■ Direction: Reproduce the records that follow in full, excluding any picture they contain.

Saved entries
** BEGIN **

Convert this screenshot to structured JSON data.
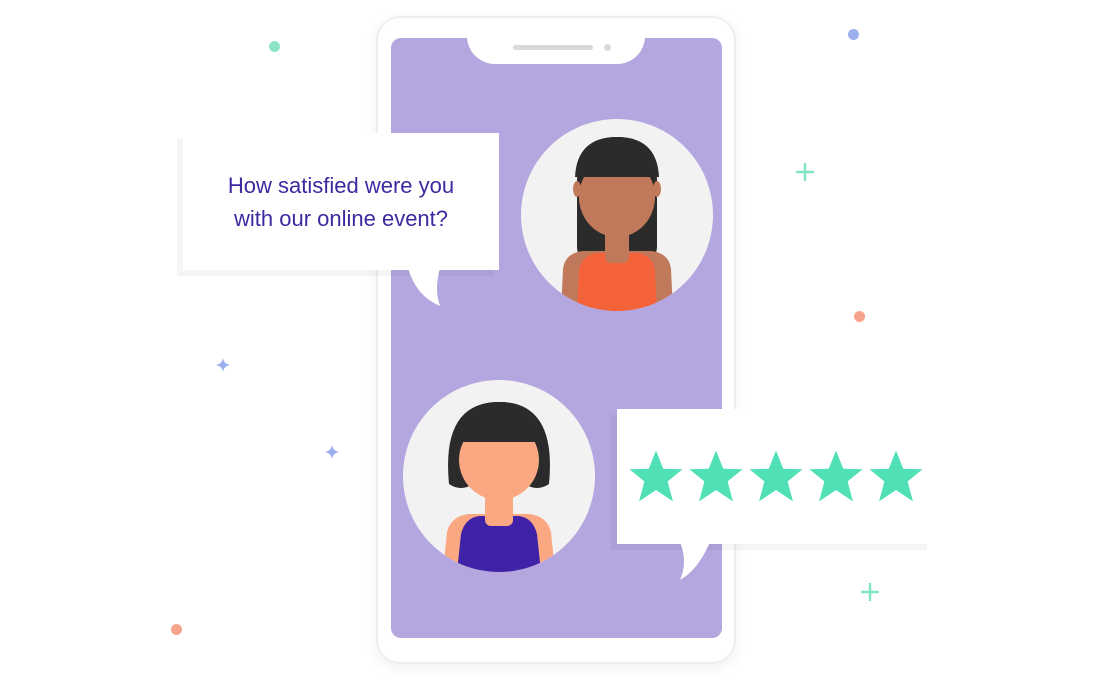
{
  "question": {
    "line1": "How satisfied were you",
    "line2": "with our online event?"
  },
  "rating": {
    "stars": 5,
    "max_stars": 5
  },
  "colors": {
    "screen": "#b4a6df",
    "question_text": "#3c2aa0",
    "star": "#4fe0b5",
    "avatar_bg": "#f2f2f2"
  }
}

** END **

■ Exercise result:
Convert this screenshot to structured JSON data.
{
  "question": {
    "line1": "How satisfied were you",
    "line2": "with our online event?"
  },
  "rating": {
    "stars": 5,
    "max_stars": 5
  },
  "colors": {
    "screen": "#b4a6df",
    "question_text": "#3c2aa0",
    "star": "#4fe0b5",
    "avatar_bg": "#f2f2f2"
  }
}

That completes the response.